[Extracts from a graphics dataset]
-- START --

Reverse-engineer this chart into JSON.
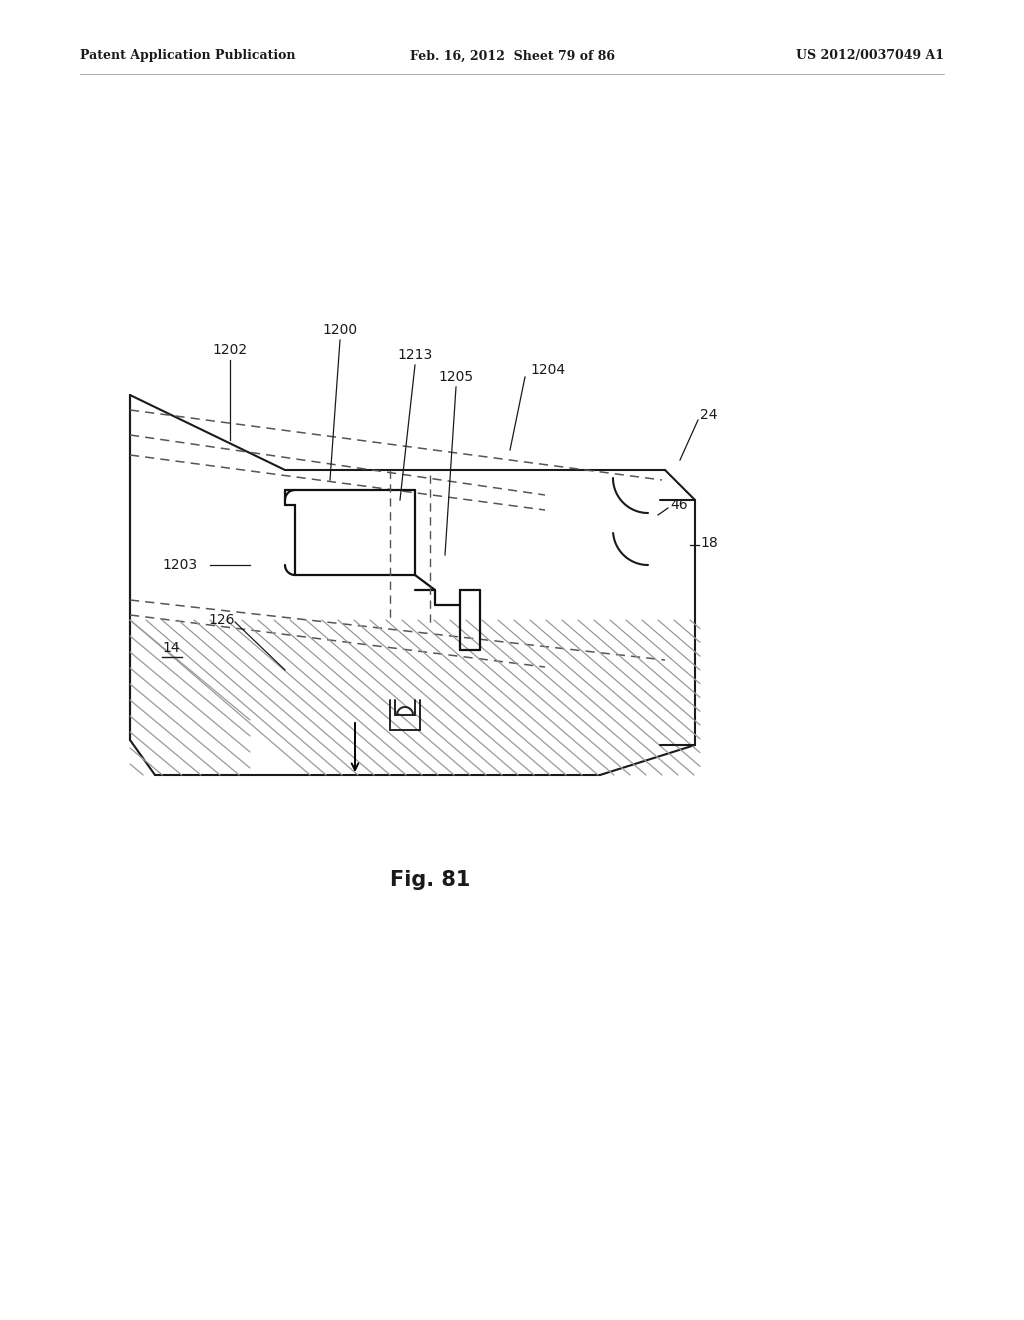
{
  "bg_color": "#ffffff",
  "header_left": "Patent Application Publication",
  "header_mid": "Feb. 16, 2012  Sheet 79 of 86",
  "header_right": "US 2012/0037049 A1",
  "fig_label": "Fig. 81",
  "line_color": "#1a1a1a",
  "dash_color": "#555555",
  "hatch_color": "#888888",
  "label_fontsize": 10,
  "header_fontsize": 9
}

-- END --

▸ **The problem**:
Your task is to repeat the data above exactly while excluding the pictures.

▸ **Task output**:
Reverse-engineer this chart into JSON.
{
  "bg_color": "#ffffff",
  "header_left": "Patent Application Publication",
  "header_mid": "Feb. 16, 2012  Sheet 79 of 86",
  "header_right": "US 2012/0037049 A1",
  "fig_label": "Fig. 81",
  "line_color": "#1a1a1a",
  "dash_color": "#555555",
  "hatch_color": "#888888",
  "label_fontsize": 10,
  "header_fontsize": 9
}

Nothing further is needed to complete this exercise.